- **Stated goal**: Gather all lines from the material that contain "memory".

--- START ---

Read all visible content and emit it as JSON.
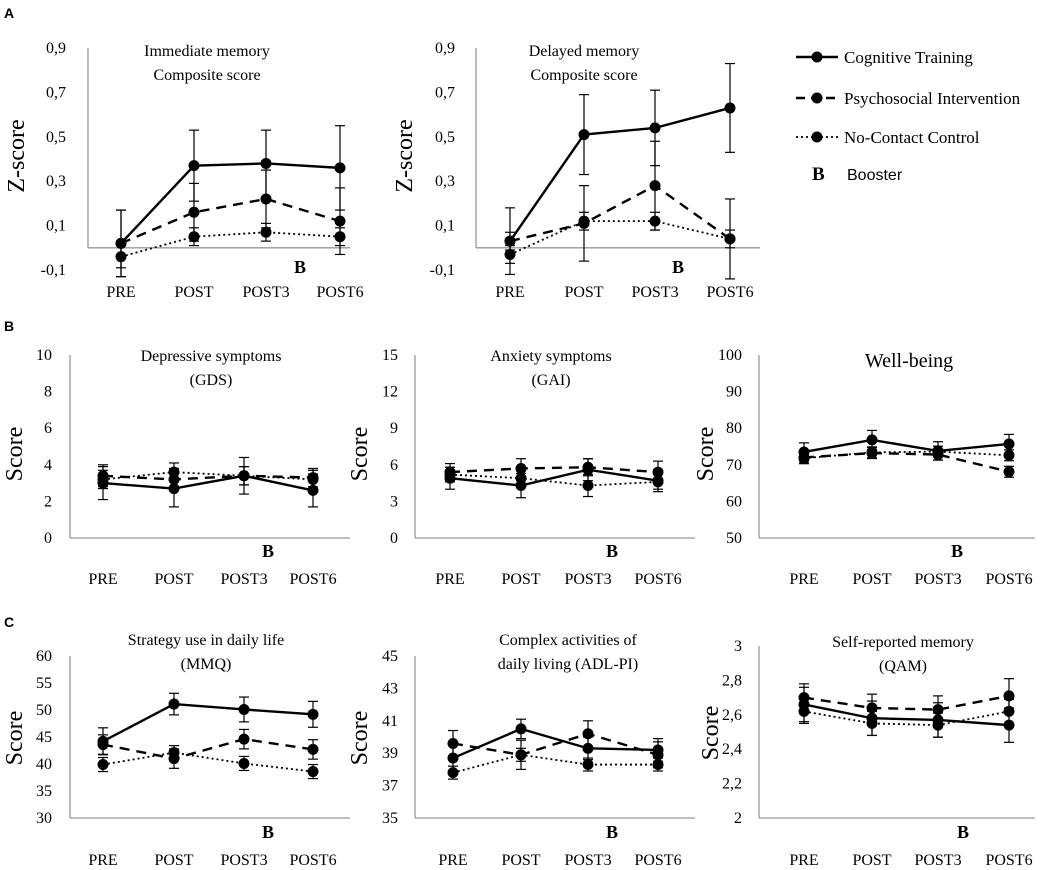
{
  "panels": [
    {
      "letter": "A"
    },
    {
      "letter": "B"
    },
    {
      "letter": "C"
    }
  ],
  "legend": {
    "items": [
      {
        "label": "Cognitive Training",
        "style": "solid"
      },
      {
        "label": "Psychosocial Intervention",
        "style": "dashed"
      },
      {
        "label": "No-Contact Control",
        "style": "dotted"
      }
    ],
    "booster_symbol": "B",
    "booster_label": "Booster"
  },
  "chart_data": [
    {
      "type": "line",
      "panel": "A",
      "title": [
        "Immediate memory",
        "Composite score"
      ],
      "ylabel": "Z-score",
      "categories": [
        "PRE",
        "POST",
        "POST3",
        "POST6"
      ],
      "ylim": [
        -0.1,
        0.9
      ],
      "yticks": [
        "-0,1",
        "0,1",
        "0,3",
        "0,5",
        "0,7",
        "0,9"
      ],
      "booster_marker": "B",
      "booster_after": "POST3",
      "series": [
        {
          "name": "Cognitive Training",
          "style": "solid",
          "values": [
            0.02,
            0.37,
            0.38,
            0.36
          ],
          "error": [
            0.15,
            0.16,
            0.15,
            0.19
          ]
        },
        {
          "name": "Psychosocial Intervention",
          "style": "dashed",
          "values": [
            0.02,
            0.16,
            0.22,
            0.12
          ],
          "error": [
            0.15,
            0.13,
            0.13,
            0.15
          ]
        },
        {
          "name": "No-Contact Control",
          "style": "dotted",
          "values": [
            -0.04,
            0.05,
            0.07,
            0.05
          ],
          "error": [
            0.05,
            0.04,
            0.04,
            0.04
          ]
        }
      ]
    },
    {
      "type": "line",
      "panel": "A",
      "title": [
        "Delayed memory",
        "Composite score"
      ],
      "ylabel": "Z-score",
      "categories": [
        "PRE",
        "POST",
        "POST3",
        "POST6"
      ],
      "ylim": [
        -0.1,
        0.9
      ],
      "yticks": [
        "-0,1",
        "0,1",
        "0,3",
        "0,5",
        "0,7",
        "0,9"
      ],
      "booster_marker": "B",
      "booster_after": "POST3",
      "series": [
        {
          "name": "Cognitive Training",
          "style": "solid",
          "values": [
            0.03,
            0.51,
            0.54,
            0.63
          ],
          "error": [
            0.15,
            0.18,
            0.17,
            0.2
          ]
        },
        {
          "name": "Psychosocial Intervention",
          "style": "dashed",
          "values": [
            0.03,
            0.11,
            0.28,
            0.04
          ],
          "error": [
            0.04,
            0.17,
            0.2,
            0.18
          ]
        },
        {
          "name": "No-Contact Control",
          "style": "dotted",
          "values": [
            -0.03,
            0.12,
            0.12,
            0.04
          ],
          "error": [
            0.04,
            0.04,
            0.04,
            0.04
          ]
        }
      ]
    },
    {
      "type": "line",
      "panel": "B",
      "title": [
        "Depressive symptoms",
        "(GDS)"
      ],
      "ylabel": "Score",
      "categories": [
        "PRE",
        "POST",
        "POST3",
        "POST6"
      ],
      "ylim": [
        0,
        10
      ],
      "yticks": [
        "0",
        "2",
        "4",
        "6",
        "8",
        "10"
      ],
      "booster_marker": "B",
      "booster_after": "POST3",
      "series": [
        {
          "name": "Cognitive Training",
          "style": "solid",
          "values": [
            3.0,
            2.7,
            3.4,
            2.6
          ],
          "error": [
            0.9,
            1.0,
            1.0,
            0.9
          ]
        },
        {
          "name": "Psychosocial Intervention",
          "style": "dashed",
          "values": [
            3.4,
            3.2,
            3.4,
            3.3
          ],
          "error": [
            0.6,
            0.6,
            0.5,
            0.5
          ]
        },
        {
          "name": "No-Contact Control",
          "style": "dotted",
          "values": [
            3.2,
            3.6,
            3.4,
            3.2
          ],
          "error": [
            0.5,
            0.5,
            0.5,
            0.5
          ]
        }
      ]
    },
    {
      "type": "line",
      "panel": "B",
      "title": [
        "Anxiety symptoms",
        "(GAI)"
      ],
      "ylabel": "Score",
      "categories": [
        "PRE",
        "POST",
        "POST3",
        "POST6"
      ],
      "ylim": [
        0,
        15
      ],
      "yticks": [
        "0",
        "3",
        "6",
        "9",
        "12",
        "15"
      ],
      "booster_marker": "B",
      "booster_after": "POST3",
      "series": [
        {
          "name": "Cognitive Training",
          "style": "solid",
          "values": [
            4.9,
            4.3,
            5.6,
            4.7
          ],
          "error": [
            0.9,
            1.0,
            0.9,
            0.9
          ]
        },
        {
          "name": "Psychosocial Intervention",
          "style": "dashed",
          "values": [
            5.4,
            5.7,
            5.8,
            5.4
          ],
          "error": [
            0.7,
            0.8,
            0.7,
            0.9
          ]
        },
        {
          "name": "No-Contact Control",
          "style": "dotted",
          "values": [
            5.2,
            4.9,
            4.3,
            4.6
          ],
          "error": [
            0.6,
            0.6,
            0.9,
            0.6
          ]
        }
      ]
    },
    {
      "type": "line",
      "panel": "B",
      "title": [
        "Well-being"
      ],
      "ylabel": "Score",
      "categories": [
        "PRE",
        "POST",
        "POST3",
        "POST6"
      ],
      "ylim": [
        50,
        100
      ],
      "yticks": [
        "50",
        "60",
        "70",
        "80",
        "90",
        "100"
      ],
      "booster_marker": "B",
      "booster_after": "POST3",
      "series": [
        {
          "name": "Cognitive Training",
          "style": "solid",
          "values": [
            73.5,
            76.8,
            73.8,
            75.7
          ],
          "error": [
            2.5,
            2.6,
            2.5,
            2.6
          ]
        },
        {
          "name": "Psychosocial Intervention",
          "style": "dashed",
          "values": [
            72.0,
            73.2,
            72.8,
            68.1
          ],
          "error": [
            1.5,
            1.5,
            1.5,
            1.5
          ]
        },
        {
          "name": "No-Contact Control",
          "style": "dotted",
          "values": [
            71.8,
            73.4,
            73.6,
            72.6
          ],
          "error": [
            1.5,
            1.5,
            1.5,
            1.5
          ]
        }
      ]
    },
    {
      "type": "line",
      "panel": "C",
      "title": [
        "Strategy use in daily life",
        "(MMQ)"
      ],
      "ylabel": "Score",
      "categories": [
        "PRE",
        "POST",
        "POST3",
        "POST6"
      ],
      "ylim": [
        30,
        60
      ],
      "yticks": [
        "30",
        "35",
        "40",
        "45",
        "50",
        "55",
        "60"
      ],
      "booster_marker": "B",
      "booster_after": "POST3",
      "series": [
        {
          "name": "Cognitive Training",
          "style": "solid",
          "values": [
            44.2,
            51.1,
            50.1,
            49.2
          ],
          "error": [
            2.5,
            2.0,
            2.3,
            2.4
          ]
        },
        {
          "name": "Psychosocial Intervention",
          "style": "dashed",
          "values": [
            43.6,
            41.0,
            44.6,
            42.7
          ],
          "error": [
            1.8,
            1.8,
            1.8,
            1.8
          ]
        },
        {
          "name": "No-Contact Control",
          "style": "dotted",
          "values": [
            39.9,
            42.1,
            40.1,
            38.6
          ],
          "error": [
            1.3,
            1.3,
            1.3,
            1.3
          ]
        }
      ]
    },
    {
      "type": "line",
      "panel": "C",
      "title": [
        "Complex activities of",
        "daily living (ADL-PI)"
      ],
      "ylabel": "Score",
      "categories": [
        "PRE",
        "POST",
        "POST3",
        "POST6"
      ],
      "ylim": [
        35,
        45
      ],
      "yticks": [
        "35",
        "37",
        "39",
        "41",
        "43",
        "45"
      ],
      "booster_marker": "B",
      "booster_after": "POST3",
      "series": [
        {
          "name": "Cognitive Training",
          "style": "solid",
          "values": [
            38.7,
            40.5,
            39.3,
            39.2
          ],
          "error": [
            0.9,
            0.6,
            0.7,
            0.7
          ]
        },
        {
          "name": "Psychosocial Intervention",
          "style": "dashed",
          "values": [
            39.6,
            38.9,
            40.2,
            38.9
          ],
          "error": [
            0.8,
            0.9,
            0.8,
            0.8
          ]
        },
        {
          "name": "No-Contact Control",
          "style": "dotted",
          "values": [
            37.8,
            38.9,
            38.3,
            38.3
          ],
          "error": [
            0.4,
            0.4,
            0.4,
            0.4
          ]
        }
      ]
    },
    {
      "type": "line",
      "panel": "C",
      "title": [
        "Self-reported memory",
        "(QAM)"
      ],
      "ylabel": "Score",
      "categories": [
        "PRE",
        "POST",
        "POST3",
        "POST6"
      ],
      "ylim": [
        2,
        3
      ],
      "yticks": [
        "2",
        "2,2",
        "2,4",
        "2,6",
        "2,8",
        "3"
      ],
      "booster_marker": "B",
      "booster_after": "POST3",
      "series": [
        {
          "name": "Cognitive Training",
          "style": "solid",
          "values": [
            2.66,
            2.58,
            2.57,
            2.54
          ],
          "error": [
            0.1,
            0.1,
            0.1,
            0.1
          ]
        },
        {
          "name": "Psychosocial Intervention",
          "style": "dashed",
          "values": [
            2.7,
            2.64,
            2.63,
            2.71
          ],
          "error": [
            0.08,
            0.08,
            0.08,
            0.1
          ]
        },
        {
          "name": "No-Contact Control",
          "style": "dotted",
          "values": [
            2.62,
            2.55,
            2.54,
            2.62
          ],
          "error": [
            0.07,
            0.07,
            0.07,
            0.07
          ]
        }
      ]
    }
  ]
}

--- END ---

- **Solved problem**:
        "Immediate memory",
        "Delayed memory",
        "Self-reported memory",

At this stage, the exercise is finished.